### PROBLEM TO SOLVE
Drop all images and give the records again exactly.

(Collection entries)
..........
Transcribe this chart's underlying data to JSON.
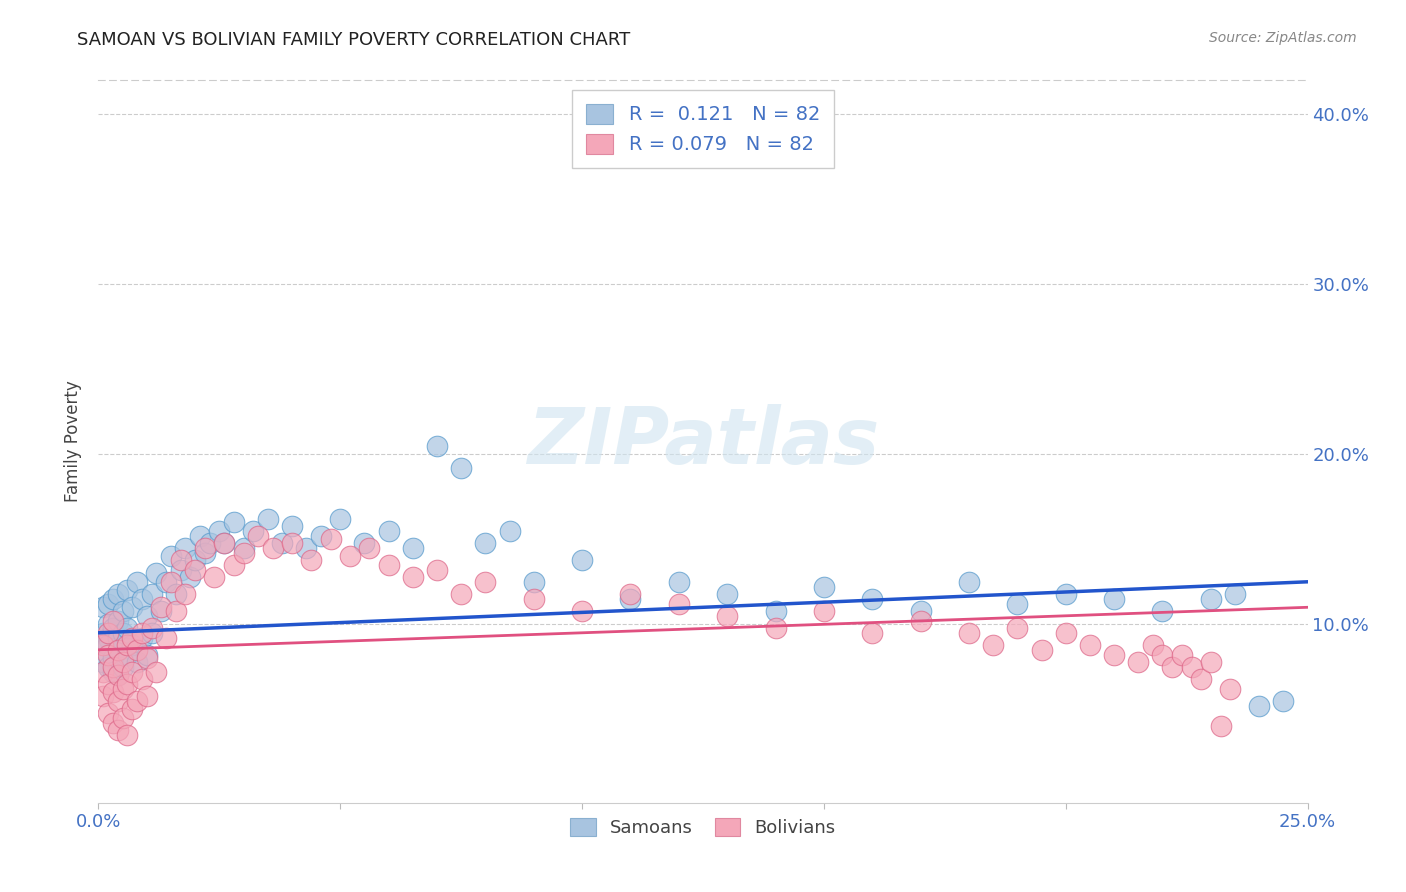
{
  "title": "SAMOAN VS BOLIVIAN FAMILY POVERTY CORRELATION CHART",
  "source": "Source: ZipAtlas.com",
  "ylabel": "Family Poverty",
  "x_min": 0.0,
  "x_max": 0.25,
  "y_min": -0.005,
  "y_max": 0.42,
  "samoan_color": "#a8c4e0",
  "bolivian_color": "#f4a7b9",
  "samoan_line_color": "#2255cc",
  "bolivian_line_color": "#e05080",
  "background_color": "#ffffff",
  "watermark": "ZIPatlas",
  "legend_r_samoan": "0.121",
  "legend_r_bolivian": "0.079",
  "legend_n": "82",
  "samoan_x": [
    0.001,
    0.001,
    0.001,
    0.001,
    0.002,
    0.002,
    0.002,
    0.002,
    0.002,
    0.003,
    0.003,
    0.003,
    0.003,
    0.004,
    0.004,
    0.004,
    0.004,
    0.004,
    0.005,
    0.005,
    0.005,
    0.006,
    0.006,
    0.006,
    0.007,
    0.007,
    0.008,
    0.008,
    0.009,
    0.009,
    0.01,
    0.01,
    0.011,
    0.011,
    0.012,
    0.013,
    0.014,
    0.015,
    0.016,
    0.017,
    0.018,
    0.019,
    0.02,
    0.021,
    0.022,
    0.023,
    0.025,
    0.026,
    0.028,
    0.03,
    0.032,
    0.035,
    0.038,
    0.04,
    0.043,
    0.046,
    0.05,
    0.055,
    0.06,
    0.065,
    0.07,
    0.075,
    0.08,
    0.085,
    0.09,
    0.1,
    0.11,
    0.12,
    0.13,
    0.14,
    0.15,
    0.16,
    0.17,
    0.18,
    0.19,
    0.2,
    0.21,
    0.22,
    0.23,
    0.235,
    0.24,
    0.245
  ],
  "samoan_y": [
    0.095,
    0.085,
    0.11,
    0.078,
    0.1,
    0.092,
    0.075,
    0.112,
    0.088,
    0.098,
    0.08,
    0.115,
    0.072,
    0.102,
    0.085,
    0.118,
    0.07,
    0.092,
    0.108,
    0.075,
    0.095,
    0.12,
    0.082,
    0.098,
    0.11,
    0.088,
    0.125,
    0.078,
    0.115,
    0.092,
    0.105,
    0.082,
    0.118,
    0.095,
    0.13,
    0.108,
    0.125,
    0.14,
    0.118,
    0.132,
    0.145,
    0.128,
    0.138,
    0.152,
    0.142,
    0.148,
    0.155,
    0.148,
    0.16,
    0.145,
    0.155,
    0.162,
    0.148,
    0.158,
    0.145,
    0.152,
    0.162,
    0.148,
    0.155,
    0.145,
    0.205,
    0.192,
    0.148,
    0.155,
    0.125,
    0.138,
    0.115,
    0.125,
    0.118,
    0.108,
    0.122,
    0.115,
    0.108,
    0.125,
    0.112,
    0.118,
    0.115,
    0.108,
    0.115,
    0.118,
    0.052,
    0.055
  ],
  "bolivian_x": [
    0.001,
    0.001,
    0.001,
    0.002,
    0.002,
    0.002,
    0.002,
    0.003,
    0.003,
    0.003,
    0.003,
    0.004,
    0.004,
    0.004,
    0.004,
    0.005,
    0.005,
    0.005,
    0.006,
    0.006,
    0.006,
    0.007,
    0.007,
    0.007,
    0.008,
    0.008,
    0.009,
    0.009,
    0.01,
    0.01,
    0.011,
    0.012,
    0.013,
    0.014,
    0.015,
    0.016,
    0.017,
    0.018,
    0.02,
    0.022,
    0.024,
    0.026,
    0.028,
    0.03,
    0.033,
    0.036,
    0.04,
    0.044,
    0.048,
    0.052,
    0.056,
    0.06,
    0.065,
    0.07,
    0.075,
    0.08,
    0.09,
    0.1,
    0.11,
    0.12,
    0.13,
    0.14,
    0.15,
    0.16,
    0.17,
    0.18,
    0.185,
    0.19,
    0.195,
    0.2,
    0.205,
    0.21,
    0.215,
    0.218,
    0.22,
    0.222,
    0.224,
    0.226,
    0.228,
    0.23,
    0.232,
    0.234
  ],
  "bolivian_y": [
    0.088,
    0.072,
    0.058,
    0.082,
    0.065,
    0.048,
    0.095,
    0.075,
    0.06,
    0.042,
    0.102,
    0.07,
    0.055,
    0.038,
    0.085,
    0.078,
    0.062,
    0.045,
    0.088,
    0.065,
    0.035,
    0.092,
    0.072,
    0.05,
    0.085,
    0.055,
    0.095,
    0.068,
    0.08,
    0.058,
    0.098,
    0.072,
    0.11,
    0.092,
    0.125,
    0.108,
    0.138,
    0.118,
    0.132,
    0.145,
    0.128,
    0.148,
    0.135,
    0.142,
    0.152,
    0.145,
    0.148,
    0.138,
    0.15,
    0.14,
    0.145,
    0.135,
    0.128,
    0.132,
    0.118,
    0.125,
    0.115,
    0.108,
    0.118,
    0.112,
    0.105,
    0.098,
    0.108,
    0.095,
    0.102,
    0.095,
    0.088,
    0.098,
    0.085,
    0.095,
    0.088,
    0.082,
    0.078,
    0.088,
    0.082,
    0.075,
    0.082,
    0.075,
    0.068,
    0.078,
    0.04,
    0.062
  ]
}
..........
### COMPLETE OUTPUT
Transcribe this chart's underlying data to JSON.
{
  "title": "SAMOAN VS BOLIVIAN FAMILY POVERTY CORRELATION CHART",
  "source": "Source: ZipAtlas.com",
  "ylabel": "Family Poverty",
  "x_min": 0.0,
  "x_max": 0.25,
  "y_min": -0.005,
  "y_max": 0.42,
  "samoan_color": "#a8c4e0",
  "bolivian_color": "#f4a7b9",
  "samoan_line_color": "#2255cc",
  "bolivian_line_color": "#e05080",
  "background_color": "#ffffff",
  "watermark": "ZIPatlas",
  "legend_r_samoan": "0.121",
  "legend_r_bolivian": "0.079",
  "legend_n": "82",
  "samoan_x": [
    0.001,
    0.001,
    0.001,
    0.001,
    0.002,
    0.002,
    0.002,
    0.002,
    0.002,
    0.003,
    0.003,
    0.003,
    0.003,
    0.004,
    0.004,
    0.004,
    0.004,
    0.004,
    0.005,
    0.005,
    0.005,
    0.006,
    0.006,
    0.006,
    0.007,
    0.007,
    0.008,
    0.008,
    0.009,
    0.009,
    0.01,
    0.01,
    0.011,
    0.011,
    0.012,
    0.013,
    0.014,
    0.015,
    0.016,
    0.017,
    0.018,
    0.019,
    0.02,
    0.021,
    0.022,
    0.023,
    0.025,
    0.026,
    0.028,
    0.03,
    0.032,
    0.035,
    0.038,
    0.04,
    0.043,
    0.046,
    0.05,
    0.055,
    0.06,
    0.065,
    0.07,
    0.075,
    0.08,
    0.085,
    0.09,
    0.1,
    0.11,
    0.12,
    0.13,
    0.14,
    0.15,
    0.16,
    0.17,
    0.18,
    0.19,
    0.2,
    0.21,
    0.22,
    0.23,
    0.235,
    0.24,
    0.245
  ],
  "samoan_y": [
    0.095,
    0.085,
    0.11,
    0.078,
    0.1,
    0.092,
    0.075,
    0.112,
    0.088,
    0.098,
    0.08,
    0.115,
    0.072,
    0.102,
    0.085,
    0.118,
    0.07,
    0.092,
    0.108,
    0.075,
    0.095,
    0.12,
    0.082,
    0.098,
    0.11,
    0.088,
    0.125,
    0.078,
    0.115,
    0.092,
    0.105,
    0.082,
    0.118,
    0.095,
    0.13,
    0.108,
    0.125,
    0.14,
    0.118,
    0.132,
    0.145,
    0.128,
    0.138,
    0.152,
    0.142,
    0.148,
    0.155,
    0.148,
    0.16,
    0.145,
    0.155,
    0.162,
    0.148,
    0.158,
    0.145,
    0.152,
    0.162,
    0.148,
    0.155,
    0.145,
    0.205,
    0.192,
    0.148,
    0.155,
    0.125,
    0.138,
    0.115,
    0.125,
    0.118,
    0.108,
    0.122,
    0.115,
    0.108,
    0.125,
    0.112,
    0.118,
    0.115,
    0.108,
    0.115,
    0.118,
    0.052,
    0.055
  ],
  "bolivian_x": [
    0.001,
    0.001,
    0.001,
    0.002,
    0.002,
    0.002,
    0.002,
    0.003,
    0.003,
    0.003,
    0.003,
    0.004,
    0.004,
    0.004,
    0.004,
    0.005,
    0.005,
    0.005,
    0.006,
    0.006,
    0.006,
    0.007,
    0.007,
    0.007,
    0.008,
    0.008,
    0.009,
    0.009,
    0.01,
    0.01,
    0.011,
    0.012,
    0.013,
    0.014,
    0.015,
    0.016,
    0.017,
    0.018,
    0.02,
    0.022,
    0.024,
    0.026,
    0.028,
    0.03,
    0.033,
    0.036,
    0.04,
    0.044,
    0.048,
    0.052,
    0.056,
    0.06,
    0.065,
    0.07,
    0.075,
    0.08,
    0.09,
    0.1,
    0.11,
    0.12,
    0.13,
    0.14,
    0.15,
    0.16,
    0.17,
    0.18,
    0.185,
    0.19,
    0.195,
    0.2,
    0.205,
    0.21,
    0.215,
    0.218,
    0.22,
    0.222,
    0.224,
    0.226,
    0.228,
    0.23,
    0.232,
    0.234
  ],
  "bolivian_y": [
    0.088,
    0.072,
    0.058,
    0.082,
    0.065,
    0.048,
    0.095,
    0.075,
    0.06,
    0.042,
    0.102,
    0.07,
    0.055,
    0.038,
    0.085,
    0.078,
    0.062,
    0.045,
    0.088,
    0.065,
    0.035,
    0.092,
    0.072,
    0.05,
    0.085,
    0.055,
    0.095,
    0.068,
    0.08,
    0.058,
    0.098,
    0.072,
    0.11,
    0.092,
    0.125,
    0.108,
    0.138,
    0.118,
    0.132,
    0.145,
    0.128,
    0.148,
    0.135,
    0.142,
    0.152,
    0.145,
    0.148,
    0.138,
    0.15,
    0.14,
    0.145,
    0.135,
    0.128,
    0.132,
    0.118,
    0.125,
    0.115,
    0.108,
    0.118,
    0.112,
    0.105,
    0.098,
    0.108,
    0.095,
    0.102,
    0.095,
    0.088,
    0.098,
    0.085,
    0.095,
    0.088,
    0.082,
    0.078,
    0.088,
    0.082,
    0.075,
    0.082,
    0.075,
    0.068,
    0.078,
    0.04,
    0.062
  ]
}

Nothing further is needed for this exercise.